### Problem to solve
Write each line out again exactly as written.

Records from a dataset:
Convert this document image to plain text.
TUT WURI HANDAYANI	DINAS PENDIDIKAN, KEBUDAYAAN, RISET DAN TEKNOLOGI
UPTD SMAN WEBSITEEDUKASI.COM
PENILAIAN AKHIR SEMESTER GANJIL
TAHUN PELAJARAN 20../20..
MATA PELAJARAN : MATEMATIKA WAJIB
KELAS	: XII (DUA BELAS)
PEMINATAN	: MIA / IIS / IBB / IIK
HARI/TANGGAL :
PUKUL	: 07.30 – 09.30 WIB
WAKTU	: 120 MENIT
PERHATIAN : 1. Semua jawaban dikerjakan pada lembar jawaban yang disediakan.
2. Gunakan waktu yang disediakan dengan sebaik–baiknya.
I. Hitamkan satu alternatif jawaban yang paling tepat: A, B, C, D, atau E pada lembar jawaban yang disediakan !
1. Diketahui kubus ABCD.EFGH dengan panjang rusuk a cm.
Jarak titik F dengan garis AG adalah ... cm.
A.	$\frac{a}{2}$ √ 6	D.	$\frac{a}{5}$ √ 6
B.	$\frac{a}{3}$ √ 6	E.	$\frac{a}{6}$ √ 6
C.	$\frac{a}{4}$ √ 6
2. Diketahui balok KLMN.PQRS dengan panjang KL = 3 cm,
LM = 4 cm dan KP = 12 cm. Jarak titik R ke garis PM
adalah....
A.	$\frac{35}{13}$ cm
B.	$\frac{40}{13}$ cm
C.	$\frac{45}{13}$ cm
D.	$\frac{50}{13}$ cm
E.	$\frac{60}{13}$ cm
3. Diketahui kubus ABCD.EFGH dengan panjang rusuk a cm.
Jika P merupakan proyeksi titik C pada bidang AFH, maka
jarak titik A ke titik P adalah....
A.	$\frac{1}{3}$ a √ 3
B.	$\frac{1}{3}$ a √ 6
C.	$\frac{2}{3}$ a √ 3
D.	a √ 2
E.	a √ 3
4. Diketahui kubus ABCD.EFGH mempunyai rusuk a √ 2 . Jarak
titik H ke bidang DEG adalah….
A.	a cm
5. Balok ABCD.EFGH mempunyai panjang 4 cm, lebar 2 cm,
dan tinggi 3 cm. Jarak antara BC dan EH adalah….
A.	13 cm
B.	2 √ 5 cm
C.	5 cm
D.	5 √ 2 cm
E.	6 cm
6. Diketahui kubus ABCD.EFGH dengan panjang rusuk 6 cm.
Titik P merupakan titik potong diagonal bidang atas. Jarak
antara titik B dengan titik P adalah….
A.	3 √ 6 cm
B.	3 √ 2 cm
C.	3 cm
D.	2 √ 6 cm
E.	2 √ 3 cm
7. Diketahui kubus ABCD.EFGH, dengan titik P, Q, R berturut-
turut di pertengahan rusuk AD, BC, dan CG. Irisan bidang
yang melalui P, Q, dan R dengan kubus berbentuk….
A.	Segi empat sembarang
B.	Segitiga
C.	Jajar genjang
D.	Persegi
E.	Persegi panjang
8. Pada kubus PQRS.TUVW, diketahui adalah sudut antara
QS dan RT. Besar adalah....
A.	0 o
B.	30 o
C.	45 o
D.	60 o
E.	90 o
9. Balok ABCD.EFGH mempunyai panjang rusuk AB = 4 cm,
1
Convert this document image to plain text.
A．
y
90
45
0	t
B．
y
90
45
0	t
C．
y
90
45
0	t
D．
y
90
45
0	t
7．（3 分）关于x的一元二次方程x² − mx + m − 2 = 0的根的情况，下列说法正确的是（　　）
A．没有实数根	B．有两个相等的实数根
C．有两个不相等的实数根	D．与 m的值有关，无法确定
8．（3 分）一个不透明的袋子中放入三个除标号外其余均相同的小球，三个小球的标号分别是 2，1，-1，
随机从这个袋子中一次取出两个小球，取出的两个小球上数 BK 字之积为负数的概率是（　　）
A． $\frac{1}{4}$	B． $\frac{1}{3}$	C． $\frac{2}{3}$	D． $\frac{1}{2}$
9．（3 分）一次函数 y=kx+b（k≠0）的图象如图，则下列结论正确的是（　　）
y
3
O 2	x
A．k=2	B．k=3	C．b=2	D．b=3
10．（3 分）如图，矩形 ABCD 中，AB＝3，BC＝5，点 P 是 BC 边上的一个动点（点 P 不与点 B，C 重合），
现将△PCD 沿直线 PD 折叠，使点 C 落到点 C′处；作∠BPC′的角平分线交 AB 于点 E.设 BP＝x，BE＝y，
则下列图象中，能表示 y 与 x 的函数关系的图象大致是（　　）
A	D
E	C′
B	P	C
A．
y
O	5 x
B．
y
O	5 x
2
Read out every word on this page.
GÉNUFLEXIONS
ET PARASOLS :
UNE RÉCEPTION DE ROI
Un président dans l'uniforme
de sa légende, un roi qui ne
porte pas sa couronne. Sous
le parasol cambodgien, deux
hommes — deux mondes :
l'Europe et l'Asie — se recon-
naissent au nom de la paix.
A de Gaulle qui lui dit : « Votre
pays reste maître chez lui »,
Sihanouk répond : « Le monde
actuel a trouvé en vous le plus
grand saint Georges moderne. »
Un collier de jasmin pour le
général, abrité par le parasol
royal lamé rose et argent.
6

### Worked solution
Convert this document image to plain text.
TUT WURI HANDAYANI	DINAS PENDIDIKAN, KEBUDAYAAN, RISET DAN TEKNOLOGI
UPTD SMAN WEBSITEEDUKASI.COM
PENILAIAN AKHIR SEMESTER GANJIL
TAHUN PELAJARAN 20../20..
MATA PELAJARAN : MATEMATIKA WAJIB
KELAS	: XII (DUA BELAS)
PEMINATAN	: MIA / IIS / IBB / IIK
HARI/TANGGAL :
PUKUL	: 07.30 – 09.30 WIB
WAKTU	: 120 MENIT
PERHATIAN : 1. Semua jawaban dikerjakan pada lembar jawaban yang disediakan.
2. Gunakan waktu yang disediakan dengan sebaik–baiknya.
I. Hitamkan satu alternatif jawaban yang paling tepat: A, B, C, D, atau E pada lembar jawaban yang disediakan !
1. Diketahui kubus ABCD.EFGH dengan panjang rusuk a cm.
Jarak titik F dengan garis AG adalah ... cm.
A.	$\frac{a}{2}$ √ 6	D.	$\frac{a}{5}$ √ 6
B.	$\frac{a}{3}$ √ 6	E.	$\frac{a}{6}$ √ 6
C.	$\frac{a}{4}$ √ 6
2. Diketahui balok KLMN.PQRS dengan panjang KL = 3 cm,
LM = 4 cm dan KP = 12 cm. Jarak titik R ke garis PM
adalah....
A.	$\frac{35}{13}$ cm
B.	$\frac{40}{13}$ cm
C.	$\frac{45}{13}$ cm
D.	$\frac{50}{13}$ cm
E.	$\frac{60}{13}$ cm
3. Diketahui kubus ABCD.EFGH dengan panjang rusuk a cm.
Jika P merupakan proyeksi titik C pada bidang AFH, maka
jarak titik A ke titik P adalah....
A.	$\frac{1}{3}$ a √ 3
B.	$\frac{1}{3}$ a √ 6
C.	$\frac{2}{3}$ a √ 3
D.	a √ 2
E.	a √ 3
4. Diketahui kubus ABCD.EFGH mempunyai rusuk a √ 2 . Jarak
titik H ke bidang DEG adalah….
A.	a cm
5. Balok ABCD.EFGH mempunyai panjang 4 cm, lebar 2 cm,
dan tinggi 3 cm. Jarak antara BC dan EH adalah….
A.	13 cm
B.	2 √ 5 cm
C.	5 cm
D.	5 √ 2 cm
E.	6 cm
6. Diketahui kubus ABCD.EFGH dengan panjang rusuk 6 cm.
Titik P merupakan titik potong diagonal bidang atas. Jarak
antara titik B dengan titik P adalah….
A.	3 √ 6 cm
B.	3 √ 2 cm
C.	3 cm
D.	2 √ 6 cm
E.	2 √ 3 cm
7. Diketahui kubus ABCD.EFGH, dengan titik P, Q, R berturut-
turut di pertengahan rusuk AD, BC, dan CG. Irisan bidang
yang melalui P, Q, dan R dengan kubus berbentuk….
A.	Segi empat sembarang
B.	Segitiga
C.	Jajar genjang
D.	Persegi
E.	Persegi panjang
8. Pada kubus PQRS.TUVW, diketahui adalah sudut antara
QS dan RT. Besar adalah....
A.	0 o
B.	30 o
C.	45 o
D.	60 o
E.	90 o
9. Balok ABCD.EFGH mempunyai panjang rusuk AB = 4 cm,
1
Convert this document image to plain text.
A．
y
90
45
0	t
B．
y
90
45
0	t
C．
y
90
45
0	t
D．
y
90
45
0	t
7．（3 分）关于x的一元二次方程x² − mx + m − 2 = 0的根的情况，下列说法正确的是（　　）
A．没有实数根	B．有两个相等的实数根
C．有两个不相等的实数根	D．与 m的值有关，无法确定
8．（3 分）一个不透明的袋子中放入三个除标号外其余均相同的小球，三个小球的标号分别是 2，1，-1，
随机从这个袋子中一次取出两个小球，取出的两个小球上数 BK 字之积为负数的概率是（　　）
A． $\frac{1}{4}$	B． $\frac{1}{3}$	C． $\frac{2}{3}$	D． $\frac{1}{2}$
9．（3 分）一次函数 y=kx+b（k≠0）的图象如图，则下列结论正确的是（　　）
y
3
O 2	x
A．k=2	B．k=3	C．b=2	D．b=3
10．（3 分）如图，矩形 ABCD 中，AB＝3，BC＝5，点 P 是 BC 边上的一个动点（点 P 不与点 B，C 重合），
现将△PCD 沿直线 PD 折叠，使点 C 落到点 C′处；作∠BPC′的角平分线交 AB 于点 E.设 BP＝x，BE＝y，
则下列图象中，能表示 y 与 x 的函数关系的图象大致是（　　）
A	D
E	C′
B	P	C
A．
y
O	5 x
B．
y
O	5 x
2
Read out every word on this page.
GÉNUFLEXIONS
ET PARASOLS :
UNE RÉCEPTION DE ROI
Un président dans l'uniforme
de sa légende, un roi qui ne
porte pas sa couronne. Sous
le parasol cambodgien, deux
hommes — deux mondes :
l'Europe et l'Asie — se recon-
naissent au nom de la paix.
A de Gaulle qui lui dit : « Votre
pays reste maître chez lui »,
Sihanouk répond : « Le monde
actuel a trouvé en vous le plus
grand saint Georges moderne. »
Un collier de jasmin pour le
général, abrité par le parasol
royal lamé rose et argent.
6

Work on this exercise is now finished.